### WHAT YOU NEED TO DO
Give back the full listing verbatim, apart from its images.

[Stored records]
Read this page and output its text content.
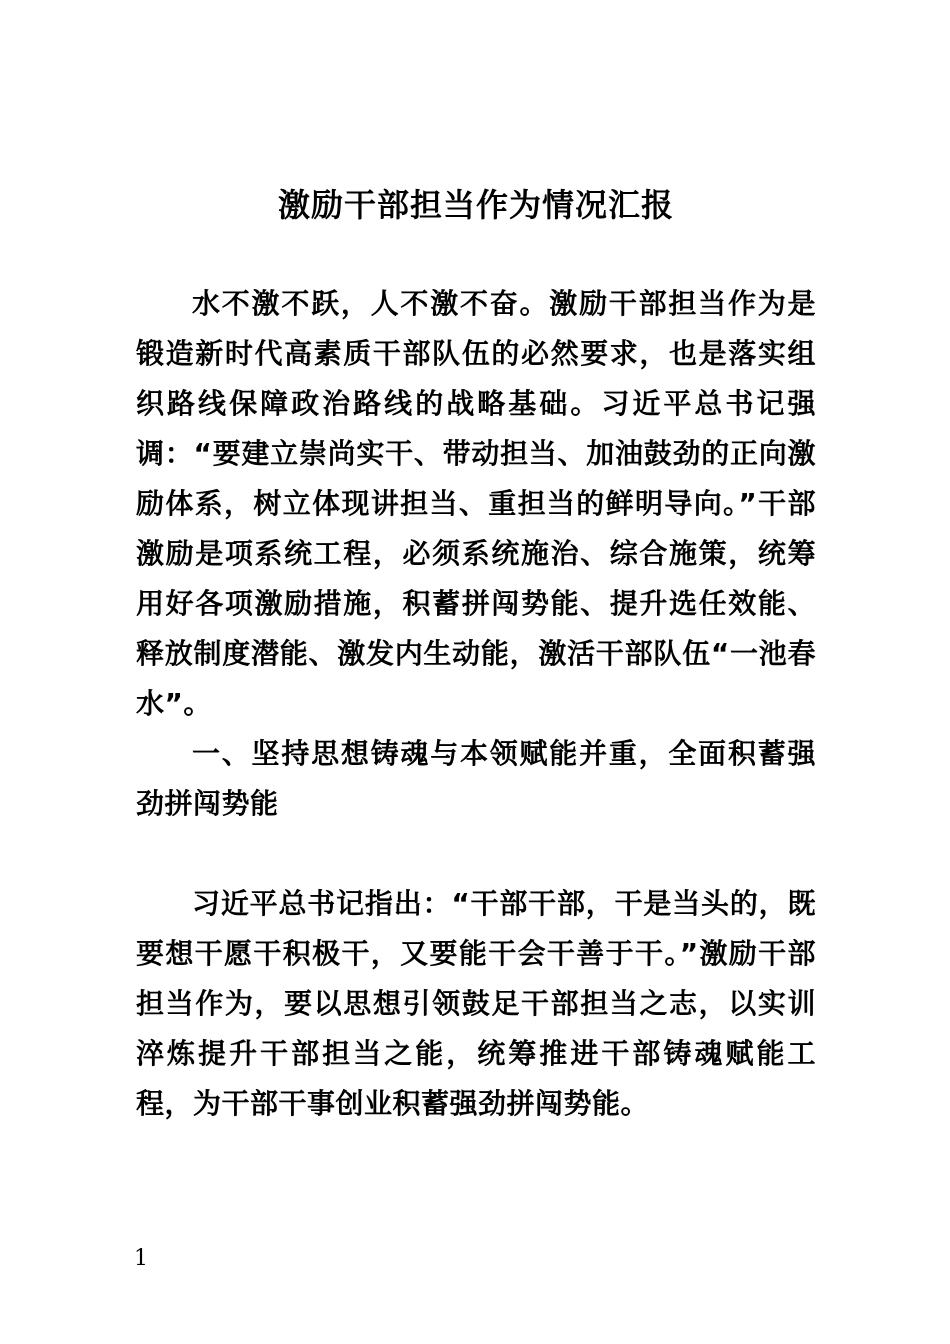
激励干部担当作为情况汇报

水不激不跃，人不激不奋。激励干部担当作为是锻造新时代高素质干部队伍的必然要求，也是落实组织路线保障政治路线的战略基础。习近平总书记强调：“要建立崇尚实干、带动担当、加油鼓劲的正向激励体系，树立体现讲担当、重担当的鲜明导向。”干部激励是项系统工程，必须系统施治、综合施策，统筹用好各项激励措施，积蓄拼闯势能、提升选任效能、释放制度潜能、激发内生动能，激活干部队伍“一池春水”。

一、坚持思想铸魂与本领赋能并重，全面积蓄强劲拼闯势能

习近平总书记指出：“干部干部，干是当头的，既要想干愿干积极干，又要能干会干善于干。”激励干部担当作为，要以思想引领鼓足干部担当之志，以实训淬炼提升干部担当之能，统筹推进干部铸魂赋能工程，为干部干事创业积蓄强劲拼闯势能。

1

### EXPECTED ANSWER
Read this page and output its text content.
激励干部担当作为情况汇报

水不激不跃，人不激不奋。激励干部担当作为是锻造新时代高素质干部队伍的必然要求，也是落实组织路线保障政治路线的战略基础。习近平总书记强调：“要建立崇尚实干、带动担当、加油鼓劲的正向激励体系，树立体现讲担当、重担当的鲜明导向。”干部激励是项系统工程，必须系统施治、综合施策，统筹用好各项激励措施，积蓄拼闯势能、提升选任效能、释放制度潜能、激发内生动能，激活干部队伍“一池春水”。

一、坚持思想铸魂与本领赋能并重，全面积蓄强劲拼闯势能

习近平总书记指出：“干部干部，干是当头的，既要想干愿干积极干，又要能干会干善于干。”激励干部担当作为，要以思想引领鼓足干部担当之志，以实训淬炼提升干部担当之能，统筹推进干部铸魂赋能工程，为干部干事创业积蓄强劲拼闯势能。

1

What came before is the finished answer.